* _Instructions to follow_
Write every record out again exactly as given.

[Dataset excerpt]

◆ ◆ ◆ ◆ ◆ ◆ ◆

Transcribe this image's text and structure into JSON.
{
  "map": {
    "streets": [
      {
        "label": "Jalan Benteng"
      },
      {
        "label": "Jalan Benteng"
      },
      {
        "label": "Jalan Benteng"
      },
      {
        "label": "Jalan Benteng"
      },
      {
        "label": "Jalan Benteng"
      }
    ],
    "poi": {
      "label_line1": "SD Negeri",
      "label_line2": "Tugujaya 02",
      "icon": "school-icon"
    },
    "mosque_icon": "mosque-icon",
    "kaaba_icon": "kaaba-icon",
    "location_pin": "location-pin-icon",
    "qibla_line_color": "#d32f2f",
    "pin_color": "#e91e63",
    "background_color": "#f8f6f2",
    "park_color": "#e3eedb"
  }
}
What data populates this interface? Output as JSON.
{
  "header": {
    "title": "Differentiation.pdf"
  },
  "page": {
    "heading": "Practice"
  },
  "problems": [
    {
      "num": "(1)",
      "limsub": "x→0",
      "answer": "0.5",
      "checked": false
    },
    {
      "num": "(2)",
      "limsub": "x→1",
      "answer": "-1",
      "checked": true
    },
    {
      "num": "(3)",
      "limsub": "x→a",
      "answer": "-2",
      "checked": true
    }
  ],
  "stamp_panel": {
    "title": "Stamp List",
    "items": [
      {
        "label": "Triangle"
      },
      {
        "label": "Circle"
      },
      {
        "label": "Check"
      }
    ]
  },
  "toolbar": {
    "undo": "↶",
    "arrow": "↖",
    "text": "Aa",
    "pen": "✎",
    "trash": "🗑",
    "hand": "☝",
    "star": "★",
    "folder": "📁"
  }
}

◆ ◆ ◆ ◆ ◆ ◆ ◆

* _Task output_
Transcribe this image's text and structure into JSON.
{
  "map": {
    "streets": [
      {
        "label": "Jalan Benteng"
      },
      {
        "label": "Jalan Benteng"
      },
      {
        "label": "Jalan Benteng"
      },
      {
        "label": "Jalan Benteng"
      },
      {
        "label": "Jalan Benteng"
      }
    ],
    "poi": {
      "label_line1": "SD Negeri",
      "label_line2": "Tugujaya 02",
      "icon": "school-icon"
    },
    "mosque_icon": "mosque-icon",
    "kaaba_icon": "kaaba-icon",
    "location_pin": "location-pin-icon",
    "qibla_line_color": "#d32f2f",
    "pin_color": "#e91e63",
    "background_color": "#f8f6f2",
    "park_color": "#e3eedb"
  }
}
What data populates this interface? Output as JSON.
{
  "header": {
    "title": "Differentiation.pdf"
  },
  "page": {
    "heading": "Practice"
  },
  "problems": [
    {
      "num": "(1)",
      "limsub": "x→0",
      "answer": "0.5",
      "checked": false
    },
    {
      "num": "(2)",
      "limsub": "x→1",
      "answer": "-1",
      "checked": true
    },
    {
      "num": "(3)",
      "limsub": "x→a",
      "answer": "-2",
      "checked": true
    }
  ],
  "stamp_panel": {
    "title": "Stamp List",
    "items": [
      {
        "label": "Triangle"
      },
      {
        "label": "Circle"
      },
      {
        "label": "Check"
      }
    ]
  },
  "toolbar": {
    "undo": "↶",
    "arrow": "↖",
    "text": "Aa",
    "pen": "✎",
    "trash": "🗑",
    "hand": "☝",
    "star": "★",
    "folder": "📁"
  }
}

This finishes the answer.